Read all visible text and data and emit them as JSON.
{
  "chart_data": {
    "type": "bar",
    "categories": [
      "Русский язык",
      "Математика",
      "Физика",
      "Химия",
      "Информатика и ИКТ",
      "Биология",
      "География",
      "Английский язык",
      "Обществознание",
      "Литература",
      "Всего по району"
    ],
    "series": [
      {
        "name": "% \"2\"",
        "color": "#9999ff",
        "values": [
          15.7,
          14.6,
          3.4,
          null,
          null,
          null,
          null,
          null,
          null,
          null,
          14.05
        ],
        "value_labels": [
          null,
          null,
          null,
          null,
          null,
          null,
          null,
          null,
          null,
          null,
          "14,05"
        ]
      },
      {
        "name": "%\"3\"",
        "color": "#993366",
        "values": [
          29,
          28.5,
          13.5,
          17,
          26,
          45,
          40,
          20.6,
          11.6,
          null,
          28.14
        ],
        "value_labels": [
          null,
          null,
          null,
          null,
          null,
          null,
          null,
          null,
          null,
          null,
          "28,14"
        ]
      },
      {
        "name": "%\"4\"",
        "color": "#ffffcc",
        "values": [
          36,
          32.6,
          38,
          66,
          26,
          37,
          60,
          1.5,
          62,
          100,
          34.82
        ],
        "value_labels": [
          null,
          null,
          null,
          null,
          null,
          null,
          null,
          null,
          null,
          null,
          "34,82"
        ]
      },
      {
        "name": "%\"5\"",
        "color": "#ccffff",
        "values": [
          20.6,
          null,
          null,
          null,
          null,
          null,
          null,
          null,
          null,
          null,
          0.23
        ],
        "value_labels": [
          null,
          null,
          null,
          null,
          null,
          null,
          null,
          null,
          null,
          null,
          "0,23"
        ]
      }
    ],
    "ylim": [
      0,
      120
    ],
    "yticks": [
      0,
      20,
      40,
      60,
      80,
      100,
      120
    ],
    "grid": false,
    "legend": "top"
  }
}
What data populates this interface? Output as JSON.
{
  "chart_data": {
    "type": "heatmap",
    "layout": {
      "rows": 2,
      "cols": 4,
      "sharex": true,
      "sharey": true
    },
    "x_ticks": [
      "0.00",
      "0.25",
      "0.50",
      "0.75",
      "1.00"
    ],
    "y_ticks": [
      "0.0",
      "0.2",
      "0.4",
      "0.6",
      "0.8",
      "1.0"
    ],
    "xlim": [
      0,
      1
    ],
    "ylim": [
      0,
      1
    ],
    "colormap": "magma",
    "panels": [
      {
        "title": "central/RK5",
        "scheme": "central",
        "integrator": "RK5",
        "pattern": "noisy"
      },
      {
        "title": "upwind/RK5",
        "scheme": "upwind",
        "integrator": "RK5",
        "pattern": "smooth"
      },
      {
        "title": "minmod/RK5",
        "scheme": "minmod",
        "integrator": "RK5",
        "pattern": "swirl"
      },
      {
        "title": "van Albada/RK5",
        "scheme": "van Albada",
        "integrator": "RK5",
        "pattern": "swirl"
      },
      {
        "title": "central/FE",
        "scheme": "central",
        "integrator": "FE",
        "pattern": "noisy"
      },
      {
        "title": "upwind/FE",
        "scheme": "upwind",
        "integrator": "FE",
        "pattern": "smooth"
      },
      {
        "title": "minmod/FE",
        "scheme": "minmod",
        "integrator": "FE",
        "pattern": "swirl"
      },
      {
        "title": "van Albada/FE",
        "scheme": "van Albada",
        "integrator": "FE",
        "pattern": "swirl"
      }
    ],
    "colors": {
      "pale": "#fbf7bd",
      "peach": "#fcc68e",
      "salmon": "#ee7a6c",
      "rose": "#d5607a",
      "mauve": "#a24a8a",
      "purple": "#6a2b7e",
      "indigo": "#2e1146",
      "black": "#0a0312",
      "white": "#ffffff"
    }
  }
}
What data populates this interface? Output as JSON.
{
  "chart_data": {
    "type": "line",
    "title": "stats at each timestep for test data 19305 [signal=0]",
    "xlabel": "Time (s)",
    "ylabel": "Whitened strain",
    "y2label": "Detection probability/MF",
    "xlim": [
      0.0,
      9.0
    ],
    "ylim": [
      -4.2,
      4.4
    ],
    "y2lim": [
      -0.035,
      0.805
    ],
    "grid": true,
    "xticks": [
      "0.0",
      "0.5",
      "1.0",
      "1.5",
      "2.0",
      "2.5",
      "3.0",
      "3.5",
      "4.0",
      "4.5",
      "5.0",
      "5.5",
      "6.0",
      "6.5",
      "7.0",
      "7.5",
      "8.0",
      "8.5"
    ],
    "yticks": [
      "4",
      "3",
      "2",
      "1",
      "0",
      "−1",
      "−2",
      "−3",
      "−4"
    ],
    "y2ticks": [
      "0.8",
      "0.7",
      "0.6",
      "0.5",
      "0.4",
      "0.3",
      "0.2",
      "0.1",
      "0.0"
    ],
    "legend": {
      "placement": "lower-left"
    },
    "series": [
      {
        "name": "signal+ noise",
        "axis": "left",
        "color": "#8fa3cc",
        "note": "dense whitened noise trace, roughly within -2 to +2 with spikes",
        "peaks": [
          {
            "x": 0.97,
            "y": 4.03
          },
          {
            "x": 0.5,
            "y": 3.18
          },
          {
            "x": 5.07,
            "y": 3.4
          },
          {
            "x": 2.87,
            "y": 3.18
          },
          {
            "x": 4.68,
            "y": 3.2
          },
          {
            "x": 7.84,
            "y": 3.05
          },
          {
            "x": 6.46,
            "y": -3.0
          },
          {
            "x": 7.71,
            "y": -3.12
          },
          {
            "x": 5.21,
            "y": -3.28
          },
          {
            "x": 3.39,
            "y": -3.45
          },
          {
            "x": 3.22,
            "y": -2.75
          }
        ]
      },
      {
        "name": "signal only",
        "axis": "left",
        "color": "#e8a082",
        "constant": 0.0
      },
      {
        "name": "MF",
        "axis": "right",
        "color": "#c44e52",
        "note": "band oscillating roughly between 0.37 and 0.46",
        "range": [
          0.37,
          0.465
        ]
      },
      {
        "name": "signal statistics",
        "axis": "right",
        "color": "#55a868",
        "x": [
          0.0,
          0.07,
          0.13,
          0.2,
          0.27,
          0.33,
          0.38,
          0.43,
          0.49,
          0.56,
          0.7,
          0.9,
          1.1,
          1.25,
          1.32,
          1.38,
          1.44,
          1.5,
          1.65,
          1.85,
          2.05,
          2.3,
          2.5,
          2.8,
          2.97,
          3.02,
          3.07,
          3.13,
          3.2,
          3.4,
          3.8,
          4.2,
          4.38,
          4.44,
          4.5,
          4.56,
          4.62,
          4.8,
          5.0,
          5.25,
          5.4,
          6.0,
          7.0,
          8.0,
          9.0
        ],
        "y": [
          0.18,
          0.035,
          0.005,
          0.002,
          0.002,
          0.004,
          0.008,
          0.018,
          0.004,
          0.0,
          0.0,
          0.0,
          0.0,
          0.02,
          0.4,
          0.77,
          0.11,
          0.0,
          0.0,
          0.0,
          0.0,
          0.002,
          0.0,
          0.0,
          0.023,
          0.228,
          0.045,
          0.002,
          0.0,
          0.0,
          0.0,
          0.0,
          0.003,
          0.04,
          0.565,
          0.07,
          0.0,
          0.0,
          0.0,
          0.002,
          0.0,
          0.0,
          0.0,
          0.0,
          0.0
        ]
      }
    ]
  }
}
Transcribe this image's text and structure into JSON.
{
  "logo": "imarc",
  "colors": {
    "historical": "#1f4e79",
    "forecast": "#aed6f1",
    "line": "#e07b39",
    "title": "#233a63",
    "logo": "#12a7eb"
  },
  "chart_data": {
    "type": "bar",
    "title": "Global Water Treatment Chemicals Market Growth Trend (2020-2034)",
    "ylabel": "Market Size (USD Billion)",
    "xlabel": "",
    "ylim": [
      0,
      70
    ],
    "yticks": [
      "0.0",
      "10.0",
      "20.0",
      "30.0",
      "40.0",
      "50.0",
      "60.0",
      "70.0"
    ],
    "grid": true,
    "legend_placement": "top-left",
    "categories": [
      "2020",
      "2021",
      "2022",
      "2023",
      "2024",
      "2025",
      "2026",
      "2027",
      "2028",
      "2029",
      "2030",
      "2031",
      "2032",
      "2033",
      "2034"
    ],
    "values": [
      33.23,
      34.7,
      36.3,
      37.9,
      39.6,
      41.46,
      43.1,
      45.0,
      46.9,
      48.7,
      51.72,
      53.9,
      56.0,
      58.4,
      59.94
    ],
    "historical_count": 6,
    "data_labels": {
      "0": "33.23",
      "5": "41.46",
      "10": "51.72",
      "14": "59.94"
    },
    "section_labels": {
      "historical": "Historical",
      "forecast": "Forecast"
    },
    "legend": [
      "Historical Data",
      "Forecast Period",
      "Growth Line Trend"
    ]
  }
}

## What needs to be done
Count every line above that holds the word "Trend", and state the number and nothing more.

## Full output
2